— EXTRAIT DU DOCUMENT —
* * * * * * * * *
L’article L. 3132-29 du code du travail est complété par un alinéa ainsi rédigé :

« Le préfet peut exclure de l’obligation de fermeture tout ou partie des communes ou des zones définies aux articles L. 3132-25 ou L. 3132-25-1. »

Article 3

Les articles L. 3132-21 et L. 3132-24 du code du travail sont abrogés.

Article 4

Dans le premier alinéa de l’article L. 3132-13 du code du travail, le mot : « midi » est remplacé par les mots : « treize heures ».

Article 5

Les autorisations délivrées sur le fondement de l’article L. 3132-20 du code du travail avant la promulgation de la présente loi demeurent en vigueur pour la durée pour laquelle elles ont été délivrées.
* * * * * * * * *
— Données extraites d’une collection —
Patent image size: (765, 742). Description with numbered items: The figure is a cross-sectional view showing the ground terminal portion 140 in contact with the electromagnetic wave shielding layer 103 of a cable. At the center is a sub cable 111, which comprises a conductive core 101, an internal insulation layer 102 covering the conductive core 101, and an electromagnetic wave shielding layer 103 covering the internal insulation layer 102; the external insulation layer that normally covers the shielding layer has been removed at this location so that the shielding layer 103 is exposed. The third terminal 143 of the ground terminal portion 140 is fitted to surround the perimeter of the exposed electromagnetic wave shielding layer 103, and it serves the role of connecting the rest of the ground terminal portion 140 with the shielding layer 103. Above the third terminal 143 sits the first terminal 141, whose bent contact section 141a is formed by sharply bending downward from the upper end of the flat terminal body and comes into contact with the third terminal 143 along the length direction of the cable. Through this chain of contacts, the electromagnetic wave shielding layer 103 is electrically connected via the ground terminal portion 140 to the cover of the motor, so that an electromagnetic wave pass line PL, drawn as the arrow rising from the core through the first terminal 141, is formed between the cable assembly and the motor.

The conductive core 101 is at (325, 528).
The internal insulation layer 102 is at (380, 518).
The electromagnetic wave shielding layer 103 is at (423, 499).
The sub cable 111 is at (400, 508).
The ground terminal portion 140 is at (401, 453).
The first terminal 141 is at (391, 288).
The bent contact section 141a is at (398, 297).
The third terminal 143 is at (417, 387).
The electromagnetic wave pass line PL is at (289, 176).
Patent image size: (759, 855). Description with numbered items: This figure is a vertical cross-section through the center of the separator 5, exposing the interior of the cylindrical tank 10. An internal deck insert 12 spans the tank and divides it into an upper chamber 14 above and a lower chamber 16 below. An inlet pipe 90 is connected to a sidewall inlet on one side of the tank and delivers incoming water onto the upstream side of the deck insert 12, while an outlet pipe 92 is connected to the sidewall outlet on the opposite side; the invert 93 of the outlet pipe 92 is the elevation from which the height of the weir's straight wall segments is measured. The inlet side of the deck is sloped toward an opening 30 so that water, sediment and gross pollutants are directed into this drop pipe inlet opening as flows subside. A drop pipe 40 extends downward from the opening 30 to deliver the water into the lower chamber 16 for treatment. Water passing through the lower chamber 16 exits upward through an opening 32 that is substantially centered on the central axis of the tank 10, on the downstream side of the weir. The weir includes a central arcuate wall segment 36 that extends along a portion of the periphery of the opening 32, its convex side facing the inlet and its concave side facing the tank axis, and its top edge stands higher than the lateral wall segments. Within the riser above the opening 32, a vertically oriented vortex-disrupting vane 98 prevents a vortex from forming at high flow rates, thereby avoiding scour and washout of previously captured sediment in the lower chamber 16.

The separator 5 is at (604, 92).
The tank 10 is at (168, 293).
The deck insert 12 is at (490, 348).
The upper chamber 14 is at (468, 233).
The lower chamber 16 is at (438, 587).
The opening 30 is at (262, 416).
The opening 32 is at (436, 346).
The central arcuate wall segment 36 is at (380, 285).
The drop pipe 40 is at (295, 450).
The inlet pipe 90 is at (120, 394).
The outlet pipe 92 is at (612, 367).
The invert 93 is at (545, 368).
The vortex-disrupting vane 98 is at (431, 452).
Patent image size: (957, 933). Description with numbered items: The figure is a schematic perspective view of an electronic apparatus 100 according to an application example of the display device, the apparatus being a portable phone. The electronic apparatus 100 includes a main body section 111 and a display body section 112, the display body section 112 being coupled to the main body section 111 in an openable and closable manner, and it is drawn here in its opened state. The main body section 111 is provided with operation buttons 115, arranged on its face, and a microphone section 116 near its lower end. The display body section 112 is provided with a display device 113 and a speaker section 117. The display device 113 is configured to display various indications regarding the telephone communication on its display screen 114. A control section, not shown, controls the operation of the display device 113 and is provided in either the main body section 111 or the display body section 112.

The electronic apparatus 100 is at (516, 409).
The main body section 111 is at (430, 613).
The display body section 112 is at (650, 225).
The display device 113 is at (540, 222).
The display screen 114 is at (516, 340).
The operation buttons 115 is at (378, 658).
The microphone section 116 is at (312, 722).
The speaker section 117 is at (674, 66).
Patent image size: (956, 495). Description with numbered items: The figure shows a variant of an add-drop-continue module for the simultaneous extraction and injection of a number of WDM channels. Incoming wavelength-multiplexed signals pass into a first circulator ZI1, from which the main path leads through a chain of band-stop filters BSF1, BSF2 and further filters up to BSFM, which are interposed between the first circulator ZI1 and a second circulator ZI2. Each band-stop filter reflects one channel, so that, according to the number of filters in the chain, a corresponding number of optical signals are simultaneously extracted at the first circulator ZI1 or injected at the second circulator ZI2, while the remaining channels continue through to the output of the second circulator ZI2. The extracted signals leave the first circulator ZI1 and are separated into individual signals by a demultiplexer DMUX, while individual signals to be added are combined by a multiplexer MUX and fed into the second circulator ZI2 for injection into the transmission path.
* * * * * * * * *
Reprenez l’extrait législatif de « L’article L. 3132-29 du » à « travail sont abrogés. » et renommez partout « préfet » en « maire », s’il vous plaît.

— RÉPONSE ATTENDUE —
L’article L. 3132-29 du code du travail est complété par un alinéa ainsi rédigé :

« Le maire peut exclure de l’obligation de fermeture tout ou partie des communes ou des zones définies aux articles L. 3132-25 ou L. 3132-25-1. »

Article 3

Les articles L. 3132-21 et L. 3132-24 du code du travail sont abrogés.